## What you have to do
Tally the lines that contain the string "Алёна" and state that total without comment.

## Record extracts

━━━━━━

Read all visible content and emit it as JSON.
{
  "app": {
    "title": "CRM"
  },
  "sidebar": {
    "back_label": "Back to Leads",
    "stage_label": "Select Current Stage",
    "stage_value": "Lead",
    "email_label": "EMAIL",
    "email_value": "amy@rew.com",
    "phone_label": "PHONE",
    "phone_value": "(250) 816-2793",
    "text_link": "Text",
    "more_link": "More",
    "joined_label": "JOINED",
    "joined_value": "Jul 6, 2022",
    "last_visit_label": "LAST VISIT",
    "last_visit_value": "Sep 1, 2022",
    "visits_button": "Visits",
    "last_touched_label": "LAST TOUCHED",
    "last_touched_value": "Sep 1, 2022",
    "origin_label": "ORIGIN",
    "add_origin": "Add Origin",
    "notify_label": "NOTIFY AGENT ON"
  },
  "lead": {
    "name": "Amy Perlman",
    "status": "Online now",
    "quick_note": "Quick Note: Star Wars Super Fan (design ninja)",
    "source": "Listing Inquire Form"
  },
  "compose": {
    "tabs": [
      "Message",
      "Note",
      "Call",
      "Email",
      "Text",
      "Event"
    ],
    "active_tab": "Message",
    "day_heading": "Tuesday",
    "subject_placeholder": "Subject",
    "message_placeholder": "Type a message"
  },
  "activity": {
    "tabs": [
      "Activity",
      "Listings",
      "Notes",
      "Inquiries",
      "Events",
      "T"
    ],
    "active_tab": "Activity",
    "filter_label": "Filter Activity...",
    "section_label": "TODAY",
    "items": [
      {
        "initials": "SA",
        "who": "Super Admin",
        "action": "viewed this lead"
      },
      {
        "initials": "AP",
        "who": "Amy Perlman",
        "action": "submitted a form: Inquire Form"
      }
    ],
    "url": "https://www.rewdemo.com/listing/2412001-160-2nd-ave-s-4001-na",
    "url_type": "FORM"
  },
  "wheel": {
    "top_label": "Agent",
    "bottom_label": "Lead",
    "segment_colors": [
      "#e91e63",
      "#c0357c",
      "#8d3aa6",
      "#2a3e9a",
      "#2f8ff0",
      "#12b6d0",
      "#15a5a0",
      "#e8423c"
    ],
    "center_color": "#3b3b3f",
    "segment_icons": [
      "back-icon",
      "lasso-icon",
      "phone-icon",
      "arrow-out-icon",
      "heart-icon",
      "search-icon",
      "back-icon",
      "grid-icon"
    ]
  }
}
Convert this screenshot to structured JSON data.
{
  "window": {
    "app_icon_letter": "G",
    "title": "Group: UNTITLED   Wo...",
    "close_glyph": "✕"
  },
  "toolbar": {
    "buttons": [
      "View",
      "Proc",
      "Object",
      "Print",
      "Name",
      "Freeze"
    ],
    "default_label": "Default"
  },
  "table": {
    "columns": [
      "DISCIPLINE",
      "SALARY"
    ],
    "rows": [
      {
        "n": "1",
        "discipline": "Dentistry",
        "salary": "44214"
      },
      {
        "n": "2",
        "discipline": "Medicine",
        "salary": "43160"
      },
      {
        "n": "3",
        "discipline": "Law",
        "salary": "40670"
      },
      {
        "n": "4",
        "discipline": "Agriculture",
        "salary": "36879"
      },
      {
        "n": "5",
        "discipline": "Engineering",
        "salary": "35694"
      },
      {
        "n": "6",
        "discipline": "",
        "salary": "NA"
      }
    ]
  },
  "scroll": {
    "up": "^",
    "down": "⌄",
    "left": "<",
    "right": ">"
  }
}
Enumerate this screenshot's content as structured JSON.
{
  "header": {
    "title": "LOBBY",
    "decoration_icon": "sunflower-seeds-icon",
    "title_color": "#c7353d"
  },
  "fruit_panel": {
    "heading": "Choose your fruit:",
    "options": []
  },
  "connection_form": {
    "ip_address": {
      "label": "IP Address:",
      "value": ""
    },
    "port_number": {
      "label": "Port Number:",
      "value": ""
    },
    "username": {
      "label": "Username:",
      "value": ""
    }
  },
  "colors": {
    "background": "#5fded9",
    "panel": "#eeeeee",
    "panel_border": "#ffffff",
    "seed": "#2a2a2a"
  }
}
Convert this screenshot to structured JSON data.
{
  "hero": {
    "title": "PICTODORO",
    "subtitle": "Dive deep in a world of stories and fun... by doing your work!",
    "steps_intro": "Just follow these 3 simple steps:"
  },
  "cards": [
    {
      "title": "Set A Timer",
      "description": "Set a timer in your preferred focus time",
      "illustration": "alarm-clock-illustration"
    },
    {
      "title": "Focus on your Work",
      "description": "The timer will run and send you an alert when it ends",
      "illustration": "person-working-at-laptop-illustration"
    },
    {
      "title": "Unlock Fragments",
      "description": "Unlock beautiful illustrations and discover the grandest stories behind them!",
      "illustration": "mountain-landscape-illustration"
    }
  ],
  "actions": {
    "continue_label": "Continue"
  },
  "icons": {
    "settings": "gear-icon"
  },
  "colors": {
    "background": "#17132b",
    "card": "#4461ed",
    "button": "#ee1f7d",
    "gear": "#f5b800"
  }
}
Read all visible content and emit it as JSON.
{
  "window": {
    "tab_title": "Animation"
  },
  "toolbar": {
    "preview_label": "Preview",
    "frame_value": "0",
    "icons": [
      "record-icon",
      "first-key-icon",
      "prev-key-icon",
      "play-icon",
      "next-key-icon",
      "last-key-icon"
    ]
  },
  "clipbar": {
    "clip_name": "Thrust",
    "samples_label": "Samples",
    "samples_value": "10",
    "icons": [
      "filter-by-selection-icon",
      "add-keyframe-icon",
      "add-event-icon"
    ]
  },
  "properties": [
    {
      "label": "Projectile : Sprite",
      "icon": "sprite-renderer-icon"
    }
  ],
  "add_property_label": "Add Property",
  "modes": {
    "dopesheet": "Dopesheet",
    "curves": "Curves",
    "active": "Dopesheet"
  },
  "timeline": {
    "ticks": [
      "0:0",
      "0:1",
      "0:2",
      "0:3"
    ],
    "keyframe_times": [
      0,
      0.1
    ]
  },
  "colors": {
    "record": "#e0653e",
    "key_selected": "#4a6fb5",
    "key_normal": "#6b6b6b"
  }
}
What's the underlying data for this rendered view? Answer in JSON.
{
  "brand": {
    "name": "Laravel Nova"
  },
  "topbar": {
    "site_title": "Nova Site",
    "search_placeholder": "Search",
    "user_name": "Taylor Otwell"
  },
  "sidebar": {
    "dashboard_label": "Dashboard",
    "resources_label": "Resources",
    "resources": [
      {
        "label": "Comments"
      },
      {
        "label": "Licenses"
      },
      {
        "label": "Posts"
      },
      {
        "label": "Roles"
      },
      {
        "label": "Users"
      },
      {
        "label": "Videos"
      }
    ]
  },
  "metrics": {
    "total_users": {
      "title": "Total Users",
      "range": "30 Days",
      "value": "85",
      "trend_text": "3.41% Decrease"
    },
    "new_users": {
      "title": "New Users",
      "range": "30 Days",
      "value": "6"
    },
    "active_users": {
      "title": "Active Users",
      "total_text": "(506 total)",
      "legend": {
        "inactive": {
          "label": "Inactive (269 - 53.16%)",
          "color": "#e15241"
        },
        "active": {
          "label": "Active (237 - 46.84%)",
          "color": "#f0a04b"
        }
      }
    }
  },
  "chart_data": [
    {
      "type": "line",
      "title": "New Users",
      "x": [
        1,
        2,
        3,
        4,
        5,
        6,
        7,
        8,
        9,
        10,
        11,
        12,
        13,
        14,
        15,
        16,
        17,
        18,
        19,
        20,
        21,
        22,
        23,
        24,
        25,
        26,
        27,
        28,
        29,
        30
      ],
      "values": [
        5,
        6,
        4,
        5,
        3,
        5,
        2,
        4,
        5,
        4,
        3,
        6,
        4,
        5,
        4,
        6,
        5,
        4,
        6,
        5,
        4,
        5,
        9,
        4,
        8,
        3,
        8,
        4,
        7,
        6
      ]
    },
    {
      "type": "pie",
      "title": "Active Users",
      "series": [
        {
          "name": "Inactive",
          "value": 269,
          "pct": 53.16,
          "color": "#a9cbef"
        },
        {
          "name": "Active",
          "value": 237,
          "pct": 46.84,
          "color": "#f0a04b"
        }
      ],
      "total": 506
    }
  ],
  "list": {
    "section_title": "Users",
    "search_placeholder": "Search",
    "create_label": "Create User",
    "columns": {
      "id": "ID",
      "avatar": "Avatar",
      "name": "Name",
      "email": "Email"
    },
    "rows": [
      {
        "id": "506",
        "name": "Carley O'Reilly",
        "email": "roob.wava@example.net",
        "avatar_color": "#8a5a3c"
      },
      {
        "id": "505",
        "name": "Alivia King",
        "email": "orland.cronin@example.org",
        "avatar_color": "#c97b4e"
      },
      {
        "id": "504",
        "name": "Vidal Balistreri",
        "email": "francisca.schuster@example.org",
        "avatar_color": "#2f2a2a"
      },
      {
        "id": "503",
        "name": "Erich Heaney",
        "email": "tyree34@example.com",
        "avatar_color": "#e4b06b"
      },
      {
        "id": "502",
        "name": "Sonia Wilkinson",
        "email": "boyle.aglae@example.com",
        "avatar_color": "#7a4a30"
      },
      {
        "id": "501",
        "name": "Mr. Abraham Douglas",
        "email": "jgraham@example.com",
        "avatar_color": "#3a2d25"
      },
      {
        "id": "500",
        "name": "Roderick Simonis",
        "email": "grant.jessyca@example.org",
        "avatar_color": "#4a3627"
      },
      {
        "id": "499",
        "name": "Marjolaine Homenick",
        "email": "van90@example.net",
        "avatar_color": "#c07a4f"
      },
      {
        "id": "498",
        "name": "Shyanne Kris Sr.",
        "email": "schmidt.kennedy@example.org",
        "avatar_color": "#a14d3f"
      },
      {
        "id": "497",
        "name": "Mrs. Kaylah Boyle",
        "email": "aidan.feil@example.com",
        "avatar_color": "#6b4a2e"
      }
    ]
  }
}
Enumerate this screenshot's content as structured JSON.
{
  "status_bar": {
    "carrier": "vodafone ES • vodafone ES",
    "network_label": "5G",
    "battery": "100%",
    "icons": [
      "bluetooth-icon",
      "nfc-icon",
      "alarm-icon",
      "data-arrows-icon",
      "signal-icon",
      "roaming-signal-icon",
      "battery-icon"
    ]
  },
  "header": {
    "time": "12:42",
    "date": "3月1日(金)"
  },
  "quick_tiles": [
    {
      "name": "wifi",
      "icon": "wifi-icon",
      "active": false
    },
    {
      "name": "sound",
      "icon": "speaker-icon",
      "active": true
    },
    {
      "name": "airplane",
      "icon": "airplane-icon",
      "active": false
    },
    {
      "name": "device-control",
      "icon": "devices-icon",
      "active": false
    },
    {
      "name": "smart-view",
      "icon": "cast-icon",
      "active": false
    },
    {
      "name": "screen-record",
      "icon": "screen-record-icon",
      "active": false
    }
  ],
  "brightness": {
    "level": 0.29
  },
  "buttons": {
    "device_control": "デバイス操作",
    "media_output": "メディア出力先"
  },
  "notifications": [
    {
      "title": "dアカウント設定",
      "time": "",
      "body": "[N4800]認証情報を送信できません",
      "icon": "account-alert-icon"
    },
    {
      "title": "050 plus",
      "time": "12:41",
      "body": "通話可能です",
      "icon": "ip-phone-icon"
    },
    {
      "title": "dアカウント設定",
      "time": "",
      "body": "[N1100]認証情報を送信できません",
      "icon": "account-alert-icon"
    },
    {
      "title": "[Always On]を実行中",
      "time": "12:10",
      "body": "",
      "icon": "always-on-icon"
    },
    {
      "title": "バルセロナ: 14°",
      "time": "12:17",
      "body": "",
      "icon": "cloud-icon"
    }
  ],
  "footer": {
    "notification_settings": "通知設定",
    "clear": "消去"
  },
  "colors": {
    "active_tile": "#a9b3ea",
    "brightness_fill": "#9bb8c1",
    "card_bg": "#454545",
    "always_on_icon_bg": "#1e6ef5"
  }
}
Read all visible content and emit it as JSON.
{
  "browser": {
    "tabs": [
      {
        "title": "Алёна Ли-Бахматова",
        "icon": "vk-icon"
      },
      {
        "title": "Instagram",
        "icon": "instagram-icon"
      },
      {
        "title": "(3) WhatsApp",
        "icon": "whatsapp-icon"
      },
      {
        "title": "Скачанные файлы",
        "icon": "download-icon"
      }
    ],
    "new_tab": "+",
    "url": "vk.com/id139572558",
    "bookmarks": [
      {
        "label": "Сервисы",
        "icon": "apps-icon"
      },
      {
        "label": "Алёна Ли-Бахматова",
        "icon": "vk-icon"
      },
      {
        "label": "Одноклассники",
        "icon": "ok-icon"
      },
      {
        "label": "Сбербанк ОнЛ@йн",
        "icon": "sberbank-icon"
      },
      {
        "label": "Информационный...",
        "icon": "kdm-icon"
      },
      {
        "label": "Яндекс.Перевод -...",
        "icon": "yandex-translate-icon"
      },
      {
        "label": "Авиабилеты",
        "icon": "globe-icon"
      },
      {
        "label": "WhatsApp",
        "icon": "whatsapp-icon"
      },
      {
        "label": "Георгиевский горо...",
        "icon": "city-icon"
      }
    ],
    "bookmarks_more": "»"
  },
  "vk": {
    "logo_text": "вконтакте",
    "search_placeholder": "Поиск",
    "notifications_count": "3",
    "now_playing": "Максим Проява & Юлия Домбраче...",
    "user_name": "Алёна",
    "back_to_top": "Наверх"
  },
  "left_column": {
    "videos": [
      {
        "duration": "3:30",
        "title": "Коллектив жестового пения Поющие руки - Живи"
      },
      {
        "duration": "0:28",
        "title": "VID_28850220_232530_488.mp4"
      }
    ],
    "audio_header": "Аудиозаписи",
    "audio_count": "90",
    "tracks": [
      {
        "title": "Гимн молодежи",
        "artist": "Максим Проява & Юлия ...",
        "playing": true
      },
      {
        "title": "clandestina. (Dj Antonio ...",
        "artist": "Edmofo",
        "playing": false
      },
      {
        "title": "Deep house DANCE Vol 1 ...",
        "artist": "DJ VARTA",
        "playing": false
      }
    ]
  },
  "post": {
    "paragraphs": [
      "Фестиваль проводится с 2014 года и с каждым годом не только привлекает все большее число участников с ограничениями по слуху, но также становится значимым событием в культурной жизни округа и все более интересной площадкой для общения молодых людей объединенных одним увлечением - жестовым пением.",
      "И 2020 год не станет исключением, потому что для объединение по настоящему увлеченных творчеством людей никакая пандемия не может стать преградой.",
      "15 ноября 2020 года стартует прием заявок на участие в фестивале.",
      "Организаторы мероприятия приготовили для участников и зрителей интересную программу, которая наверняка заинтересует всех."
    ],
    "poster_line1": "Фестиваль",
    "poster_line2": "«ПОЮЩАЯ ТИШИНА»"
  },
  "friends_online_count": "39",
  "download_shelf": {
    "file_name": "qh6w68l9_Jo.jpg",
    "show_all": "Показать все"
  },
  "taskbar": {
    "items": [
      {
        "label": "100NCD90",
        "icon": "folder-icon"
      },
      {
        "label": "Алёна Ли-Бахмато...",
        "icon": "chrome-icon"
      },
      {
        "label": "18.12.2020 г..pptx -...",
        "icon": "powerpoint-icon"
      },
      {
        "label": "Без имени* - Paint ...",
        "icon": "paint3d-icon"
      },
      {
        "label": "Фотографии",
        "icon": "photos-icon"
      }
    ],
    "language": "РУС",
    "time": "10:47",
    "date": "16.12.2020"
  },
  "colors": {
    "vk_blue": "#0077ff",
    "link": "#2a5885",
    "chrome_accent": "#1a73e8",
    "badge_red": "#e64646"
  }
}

━━━━━━

## Expected answer
4